Exercise input |
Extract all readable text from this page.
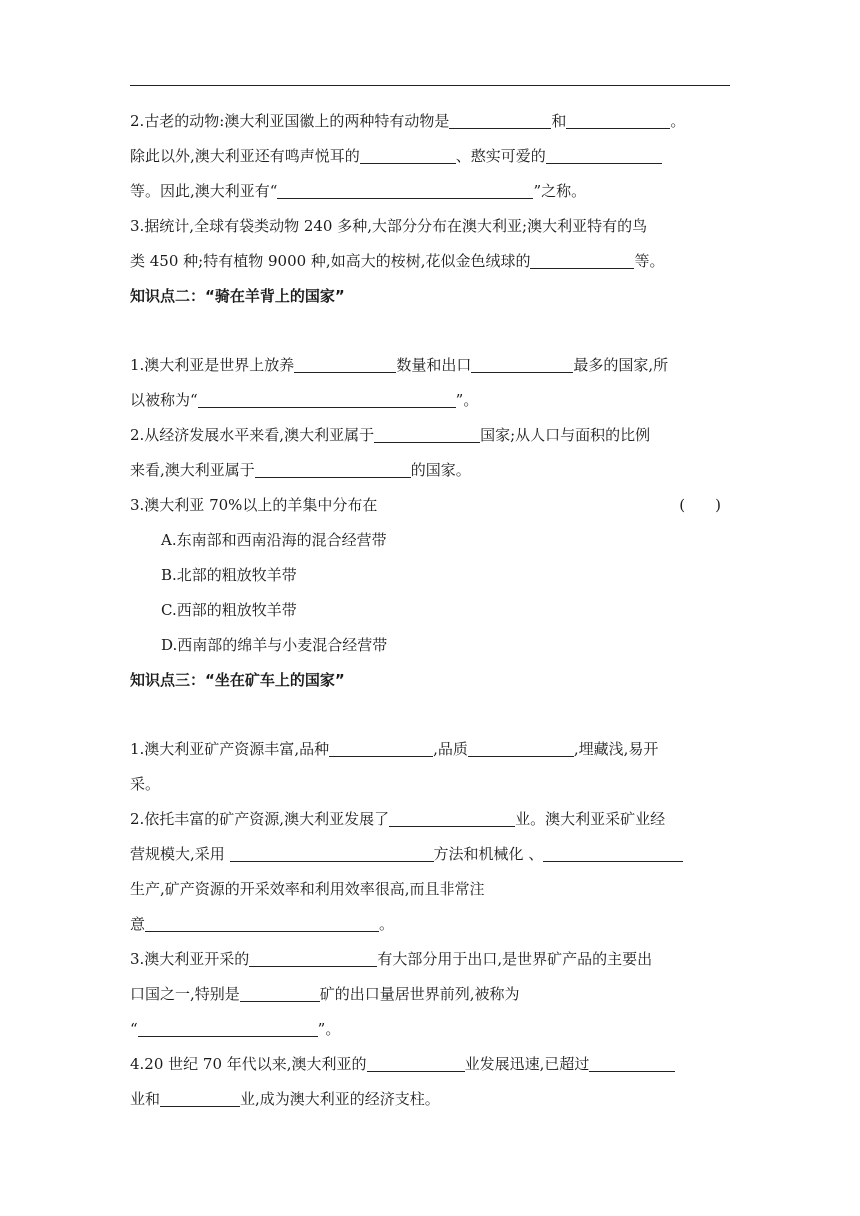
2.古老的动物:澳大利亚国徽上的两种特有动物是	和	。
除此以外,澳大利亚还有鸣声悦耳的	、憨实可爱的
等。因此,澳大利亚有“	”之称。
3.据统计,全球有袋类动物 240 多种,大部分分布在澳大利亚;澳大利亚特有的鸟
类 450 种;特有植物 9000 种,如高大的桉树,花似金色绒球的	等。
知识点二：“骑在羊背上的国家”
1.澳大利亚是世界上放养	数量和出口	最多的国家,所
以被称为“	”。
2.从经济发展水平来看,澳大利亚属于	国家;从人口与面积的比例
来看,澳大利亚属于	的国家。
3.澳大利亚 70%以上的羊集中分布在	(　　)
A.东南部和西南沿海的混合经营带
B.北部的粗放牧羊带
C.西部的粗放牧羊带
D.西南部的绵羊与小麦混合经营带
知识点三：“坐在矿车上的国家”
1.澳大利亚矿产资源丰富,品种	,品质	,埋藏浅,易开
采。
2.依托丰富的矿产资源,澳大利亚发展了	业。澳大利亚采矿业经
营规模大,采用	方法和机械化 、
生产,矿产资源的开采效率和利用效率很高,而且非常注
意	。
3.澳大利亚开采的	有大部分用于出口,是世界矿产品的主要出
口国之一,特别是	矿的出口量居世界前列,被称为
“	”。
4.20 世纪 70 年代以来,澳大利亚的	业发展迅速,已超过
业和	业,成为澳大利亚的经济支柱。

Short problem | Transcribe the full listing above exactly, with the images removed.

Output of the exercise |
Extract all readable text from this page.
2.古老的动物:澳大利亚国徽上的两种特有动物是	和	。
除此以外,澳大利亚还有鸣声悦耳的	、憨实可爱的
等。因此,澳大利亚有“	”之称。
3.据统计,全球有袋类动物 240 多种,大部分分布在澳大利亚;澳大利亚特有的鸟
类 450 种;特有植物 9000 种,如高大的桉树,花似金色绒球的	等。
知识点二：“骑在羊背上的国家”
1.澳大利亚是世界上放养	数量和出口	最多的国家,所
以被称为“	”。
2.从经济发展水平来看,澳大利亚属于	国家;从人口与面积的比例
来看,澳大利亚属于	的国家。
3.澳大利亚 70%以上的羊集中分布在	(　　)
A.东南部和西南沿海的混合经营带
B.北部的粗放牧羊带
C.西部的粗放牧羊带
D.西南部的绵羊与小麦混合经营带
知识点三：“坐在矿车上的国家”
1.澳大利亚矿产资源丰富,品种	,品质	,埋藏浅,易开
采。
2.依托丰富的矿产资源,澳大利亚发展了	业。澳大利亚采矿业经
营规模大,采用	方法和机械化 、
生产,矿产资源的开采效率和利用效率很高,而且非常注
意	。
3.澳大利亚开采的	有大部分用于出口,是世界矿产品的主要出
口国之一,特别是	矿的出口量居世界前列,被称为
“	”。
4.20 世纪 70 年代以来,澳大利亚的	业发展迅速,已超过
业和	业,成为澳大利亚的经济支柱。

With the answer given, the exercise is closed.